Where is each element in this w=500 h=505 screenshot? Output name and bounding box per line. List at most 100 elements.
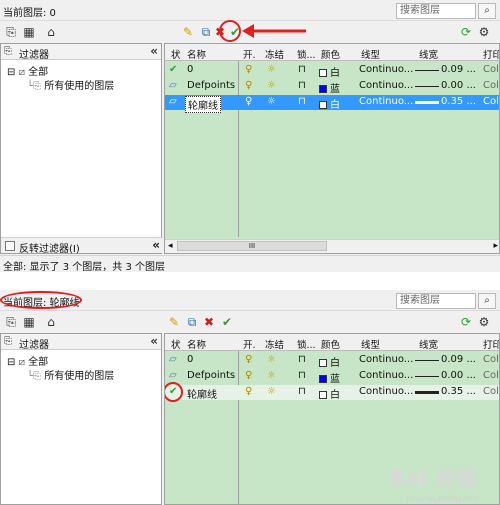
lock-icon[interactable]: ⊓: [298, 64, 306, 75]
col-name[interactable]: 名称: [187, 337, 206, 351]
new-layer-vp-frozen-icon[interactable]: ⧉: [184, 314, 200, 330]
lineweight-cell[interactable]: 0.09 ...: [441, 64, 476, 75]
linetype-cell[interactable]: Continuo...: [359, 64, 413, 75]
tree-node-used[interactable]: └⎘ 所有使用的图层: [27, 77, 114, 92]
lock-icon[interactable]: ⊓: [298, 354, 306, 365]
linetype-cell[interactable]: Continuo...: [359, 370, 413, 381]
bulb-icon[interactable]: ♀: [245, 386, 252, 397]
layer-state-manager-icon[interactable]: ⌂: [43, 314, 59, 330]
layer-row[interactable]: ▱ Defpoints ♀ ☼ ⊓ 蓝 Continuo... 0.00 ...…: [165, 79, 499, 95]
plot-style-cell[interactable]: Col: [483, 354, 499, 365]
col-linetype[interactable]: 线型: [361, 47, 380, 61]
refresh-icon[interactable]: ⟳: [458, 314, 474, 330]
search-layers-input[interactable]: 搜索图层: [396, 293, 476, 309]
layer-name[interactable]: Defpoints: [187, 80, 235, 91]
layer-row-current[interactable]: ✔ 轮廓线 ♀ ☼ ⊓ 白 Continuo... 0.35 ... Col: [165, 385, 499, 401]
lineweight-cell[interactable]: 0.35 ...: [441, 386, 476, 397]
color-cell[interactable]: 蓝: [319, 80, 340, 95]
bulb-icon[interactable]: ♀: [245, 354, 252, 365]
tree-node-all[interactable]: ⊟ ⧄ 全部: [7, 63, 48, 78]
col-plot[interactable]: 打印: [483, 47, 499, 61]
col-freeze[interactable]: 冻结: [265, 47, 284, 61]
lock-icon[interactable]: ⊓: [298, 370, 306, 381]
search-icon[interactable]: ⌕: [478, 293, 496, 309]
layer-name[interactable]: 0: [187, 354, 193, 365]
new-layer-icon[interactable]: ✎: [180, 24, 196, 40]
col-freeze[interactable]: 冻结: [265, 337, 284, 351]
plot-style-cell[interactable]: Col: [483, 386, 499, 397]
collapse-icon[interactable]: «: [150, 44, 158, 58]
col-color[interactable]: 颜色: [321, 47, 340, 61]
color-cell[interactable]: 蓝: [319, 370, 340, 385]
color-cell[interactable]: 白: [319, 64, 340, 79]
lineweight-cell[interactable]: 0.09 ...: [441, 354, 476, 365]
bulb-icon[interactable]: ♀: [245, 96, 252, 107]
search-layers-input[interactable]: 搜索图层: [396, 3, 476, 19]
plot-style-cell[interactable]: Col: [483, 80, 499, 91]
col-linetype[interactable]: 线型: [361, 337, 380, 351]
layer-name[interactable]: Defpoints: [187, 370, 235, 381]
linetype-cell[interactable]: Continuo...: [359, 96, 413, 107]
col-on[interactable]: 开.: [243, 337, 256, 351]
scroll-left-icon[interactable]: ◂: [168, 241, 173, 251]
color-cell[interactable]: 白: [319, 386, 340, 401]
col-lock[interactable]: 锁...: [297, 337, 316, 351]
col-name[interactable]: 名称: [187, 47, 206, 61]
plot-style-cell[interactable]: Col: [483, 64, 499, 75]
sun-icon[interactable]: ☼: [267, 96, 276, 107]
plot-style-cell[interactable]: Col: [483, 370, 499, 381]
settings-icon[interactable]: ⚙: [476, 24, 492, 40]
layer-row[interactable]: ✔ 0 ♀ ☼ ⊓ 白 Continuo... 0.09 ... Col: [165, 63, 499, 79]
layer-row[interactable]: ▱ Defpoints ♀ ☼ ⊓ 蓝 Continuo... 0.00 ...…: [165, 369, 499, 385]
col-plot[interactable]: 打印: [483, 337, 499, 351]
sun-icon[interactable]: ☼: [267, 370, 276, 381]
linetype-cell[interactable]: Continuo...: [359, 80, 413, 91]
layer-name[interactable]: 轮廓线: [187, 386, 217, 401]
delete-layer-icon[interactable]: ✖: [201, 314, 217, 330]
layer-state-manager-icon[interactable]: ⌂: [43, 24, 59, 40]
lock-icon[interactable]: ⊓: [298, 96, 306, 107]
lock-icon[interactable]: ⊓: [298, 386, 306, 397]
invert-filter-checkbox[interactable]: [5, 241, 15, 251]
new-group-filter-icon[interactable]: ▦: [21, 24, 37, 40]
layer-row-selected[interactable]: ▱ 轮廓线 ♀ ☼ ⊓ 白 Continuo... 0.35 ... Col: [165, 95, 499, 113]
col-lock[interactable]: 锁...: [297, 47, 316, 61]
sun-icon[interactable]: ☼: [267, 64, 276, 75]
lineweight-cell[interactable]: 0.00 ...: [441, 80, 476, 91]
sun-icon[interactable]: ☼: [267, 354, 276, 365]
col-on[interactable]: 开.: [243, 47, 256, 61]
col-color[interactable]: 颜色: [321, 337, 340, 351]
bulb-icon[interactable]: ♀: [245, 370, 252, 381]
layer-name-edit[interactable]: 轮廓线: [185, 96, 221, 113]
tree-node-all[interactable]: ⊟ ⧄ 全部: [7, 353, 48, 368]
col-status[interactable]: 状: [171, 47, 181, 61]
new-layer-icon[interactable]: ✎: [166, 314, 182, 330]
tree-node-used[interactable]: └⎘ 所有使用的图层: [27, 367, 114, 382]
lock-icon[interactable]: ⊓: [298, 80, 306, 91]
sun-icon[interactable]: ☼: [267, 80, 276, 91]
horizontal-scrollbar[interactable]: ◂ III ▸: [165, 239, 499, 253]
col-status[interactable]: 状: [171, 337, 181, 351]
settings-icon[interactable]: ⚙: [476, 314, 492, 330]
color-cell[interactable]: 白: [319, 96, 340, 111]
bulb-icon[interactable]: ♀: [245, 80, 252, 91]
refresh-icon[interactable]: ⟳: [458, 24, 474, 40]
search-icon[interactable]: ⌕: [478, 3, 496, 19]
collapse-icon[interactable]: «: [150, 334, 158, 348]
scroll-right-icon[interactable]: ▸: [493, 241, 498, 251]
new-property-filter-icon[interactable]: ⎘: [3, 24, 19, 40]
plot-style-cell[interactable]: Col: [483, 96, 499, 107]
lineweight-cell[interactable]: 0.35 ...: [441, 96, 476, 107]
new-property-filter-icon[interactable]: ⎘: [3, 314, 19, 330]
collapse-icon[interactable]: «: [152, 238, 160, 252]
bulb-icon[interactable]: ♀: [245, 64, 252, 75]
col-lineweight[interactable]: 线宽: [419, 47, 438, 61]
linetype-cell[interactable]: Continuo...: [359, 386, 413, 397]
new-group-filter-icon[interactable]: ▦: [21, 314, 37, 330]
linetype-cell[interactable]: Continuo...: [359, 354, 413, 365]
color-cell[interactable]: 白: [319, 354, 340, 369]
col-lineweight[interactable]: 线宽: [419, 337, 438, 351]
scroll-thumb[interactable]: III: [177, 241, 327, 251]
sun-icon[interactable]: ☼: [267, 386, 276, 397]
layer-name[interactable]: 0: [187, 64, 193, 75]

+---+

→ WHAT IS REQUIRED: Put all of the rows above into a Markdown table with two columns, No. and Line, giving each row its number. Leave out blank lines and pictures.

→ WRITTEN ANSWER:
| No. | Line |
|---|---|
| 1 | Where is each element in this w=500 h=505 screenshot? Output name and bounding box per line. List at most 100 elements. |
| 2 | lock-icon[interactable]: ⊓: [298, 64, 306, 75] |
| 3 | col-name[interactable]: 名称: [187, 337, 206, 351] |
| 4 | new-layer-vp-frozen-icon[interactable]: ⧉: [184, 314, 200, 330] |
| 5 | lineweight-cell[interactable]: 0.09 ...: [441, 64, 476, 75] |
| 6 | linetype-cell[interactable]: Continuo...: [359, 64, 413, 75] |
| 7 | tree-node-used[interactable]: └⎘ 所有使用的图层: [27, 77, 114, 92] |
| 8 | lock-icon[interactable]: ⊓: [298, 354, 306, 365] |
| 9 | linetype-cell[interactable]: Continuo...: [359, 370, 413, 381] |
| 10 | bulb-icon[interactable]: ♀: [245, 386, 252, 397] |
| 11 | layer-state-manager-icon[interactable]: ⌂: [43, 314, 59, 330] |
| 12 | layer-row[interactable]: ▱ Defpoints ♀ ☼ ⊓ 蓝 Continuo... 0.00 ...…: [165, 79, 499, 95] |
| 13 | plot-style-cell[interactable]: Col: [483, 354, 499, 365] |
| 14 | col-linetype[interactable]: 线型: [361, 47, 380, 61] |
| 15 | refresh-icon[interactable]: ⟳: [458, 314, 474, 330] |
| 16 | search-layers-input[interactable]: 搜索图层: [396, 293, 476, 309] |
| 17 | layer-name[interactable]: Defpoints: [187, 80, 235, 91] |
| 18 | layer-row-current[interactable]: ✔ 轮廓线 ♀ ☼ ⊓ 白 Continuo... 0.35 ... Col: [165, 385, 499, 401] |
| 19 | lineweight-cell[interactable]: 0.35 ...: [441, 386, 476, 397] |
| 20 | color-cell[interactable]: 蓝: [319, 80, 340, 95] |
| 21 | bulb-icon[interactable]: ♀: [245, 354, 252, 365] |
| 22 | tree-node-all[interactable]: ⊟ ⧄ 全部: [7, 63, 48, 78] |
| 23 | col-plot[interactable]: 打印: [483, 47, 499, 61] |
| 24 | col-freeze[interactable]: 冻结: [265, 47, 284, 61] |
| 25 | lock-icon[interactable]: ⊓: [298, 370, 306, 381] |
| 26 | search-icon[interactable]: ⌕: [478, 293, 496, 309] |
| 27 | layer-name[interactable]: 0: [187, 354, 193, 365] |
| 28 | new-layer-icon[interactable]: ✎: [180, 24, 196, 40] |
| 29 | col-freeze[interactable]: 冻结: [265, 337, 284, 351] |
| 30 | plot-style-cell[interactable]: Col: [483, 386, 499, 397] |
| 31 | collapse-icon[interactable]: «: [150, 44, 158, 58] |
| 32 | col-color[interactable]: 颜色: [321, 47, 340, 61] |
| 33 | color-cell[interactable]: 蓝: [319, 370, 340, 385] |
| 34 | color-cell[interactable]: 白: [319, 64, 340, 79] |
| 35 | lineweight-cell[interactable]: 0.09 ...: [441, 354, 476, 365] |
| 36 | bulb-icon[interactable]: ♀: [245, 96, 252, 107] |
| 37 | search-layers-input[interactable]: 搜索图层: [396, 3, 476, 19] |
| 38 | plot-style-cell[interactable]: Col: [483, 80, 499, 91] |
| 39 | col-linetype[interactable]: 线型: [361, 337, 380, 351] |
| 40 | layer-name[interactable]: Defpoints: [187, 370, 235, 381] |
| 41 | linetype-cell[interactable]: Continuo...: [359, 96, 413, 107] |
| 42 | col-on[interactable]: 开.: [243, 337, 256, 351] |
| 43 | scroll-left-icon[interactable]: ◂: [168, 241, 173, 251] |
| 44 | color-cell[interactable]: 白: [319, 386, 340, 401] |
| 45 | col-lock[interactable]: 锁...: [297, 337, 316, 351] |
| 46 | col-name[interactable]: 名称: [187, 47, 206, 61] |
| 47 | plot-style-cell[interactable]: Col: [483, 64, 499, 75] |
| 48 | sun-icon[interactable]: ☼: [267, 96, 276, 107] |
| 49 | plot-style-cell[interactable]: Col: [483, 370, 499, 381] |
| 50 | settings-icon[interactable]: ⚙: [476, 24, 492, 40] |
| 51 | layer-row[interactable]: ✔ 0 ♀ ☼ ⊓ 白 Continuo... 0.09 ... Col: [165, 63, 499, 79] |
| 52 | layer-row[interactable]: ▱ Defpoints ♀ ☼ ⊓ 蓝 Continuo... 0.00 ...…: [165, 369, 499, 385] |
| 53 | col-plot[interactable]: 打印: [483, 337, 499, 351] |
| 54 | sun-icon[interactable]: ☼: [267, 370, 276, 381] |
| 55 | linetype-cell[interactable]: Continuo...: [359, 80, 413, 91] |
| 56 | layer-name[interactable]: 轮廓线: [187, 386, 217, 401] |
| 57 | delete-layer-icon[interactable]: ✖: [201, 314, 217, 330] |
| 58 | layer-state-manager-icon[interactable]: ⌂: [43, 24, 59, 40] |
| 59 | lock-icon[interactable]: ⊓: [298, 96, 306, 107] |
| 60 | lock-icon[interactable]: ⊓: [298, 386, 306, 397] |
| 61 | invert-filter-checkbox[interactable]: [5, 241, 15, 251] |
| 62 | new-group-filter-icon[interactable]: ▦: [21, 24, 37, 40] |
| 63 | layer-row-selected[interactable]: ▱ 轮廓线 ♀ ☼ ⊓ 白 Continuo... 0.35 ... Col: [165, 95, 499, 113] |
| 64 | col-lock[interactable]: 锁...: [297, 47, 316, 61] |
| 65 | sun-icon[interactable]: ☼: [267, 64, 276, 75] |
| 66 | lineweight-cell[interactable]: 0.00 ...: [441, 80, 476, 91] |
| 67 | sun-icon[interactable]: ☼: [267, 354, 276, 365] |
| 68 | col-on[interactable]: 开.: [243, 47, 256, 61] |
| 69 | col-color[interactable]: 颜色: [321, 337, 340, 351] |
| 70 | bulb-icon[interactable]: ♀: [245, 370, 252, 381] |
| 71 | layer-name-edit[interactable]: 轮廓线: [185, 96, 221, 113] |
| 72 | tree-node-all[interactable]: ⊟ ⧄ 全部: [7, 353, 48, 368] |
| 73 | col-status[interactable]: 状: [171, 47, 181, 61] |
| 74 | new-layer-icon[interactable]: ✎: [166, 314, 182, 330] |
| 75 | tree-node-used[interactable]: └⎘ 所有使用的图层: [27, 367, 114, 382] |
| 76 | lock-icon[interactable]: ⊓: [298, 80, 306, 91] |
| 77 | sun-icon[interactable]: ☼: [267, 80, 276, 91] |
| 78 | horizontal-scrollbar[interactable]: ◂ III ▸: [165, 239, 499, 253] |
| 79 | col-status[interactable]: 状: [171, 337, 181, 351] |
| 80 | settings-icon[interactable]: ⚙: [476, 314, 492, 330] |
| 81 | color-cell[interactable]: 白: [319, 96, 340, 111] |
| 82 | bulb-icon[interactable]: ♀: [245, 80, 252, 91] |
| 83 | refresh-icon[interactable]: ⟳: [458, 24, 474, 40] |
| 84 | search-icon[interactable]: ⌕: [478, 3, 496, 19] |
| 85 | collapse-icon[interactable]: «: [150, 334, 158, 348] |
| 86 | scroll-right-icon[interactable]: ▸: [493, 241, 498, 251] |
| 87 | new-property-filter-icon[interactable]: ⎘: [3, 24, 19, 40] |
| 88 | plot-style-cell[interactable]: Col: [483, 96, 499, 107] |
| 89 | lineweight-cell[interactable]: 0.35 ...: [441, 96, 476, 107] |
| 90 | new-property-filter-icon[interactable]: ⎘: [3, 314, 19, 330] |
| 91 | collapse-icon[interactable]: «: [152, 238, 160, 252] |
| 92 | bulb-icon[interactable]: ♀: [245, 64, 252, 75] |
| 93 | col-lineweight[interactable]: 线宽: [419, 47, 438, 61] |
| 94 | linetype-cell[interactable]: Continuo...: [359, 386, 413, 397] |
| 95 | new-group-filter-icon[interactable]: ▦: [21, 314, 37, 330] |
| 96 | linetype-cell[interactable]: Continuo...: [359, 354, 413, 365] |
| 97 | color-cell[interactable]: 白: [319, 354, 340, 369] |
| 98 | col-lineweight[interactable]: 线宽: [419, 337, 438, 351] |
| 99 | scroll-thumb[interactable]: III: [177, 241, 327, 251] |
| 100 | sun-icon[interactable]: ☼: [267, 386, 276, 397] |
| 101 | layer-name[interactable]: 0: [187, 64, 193, 75] |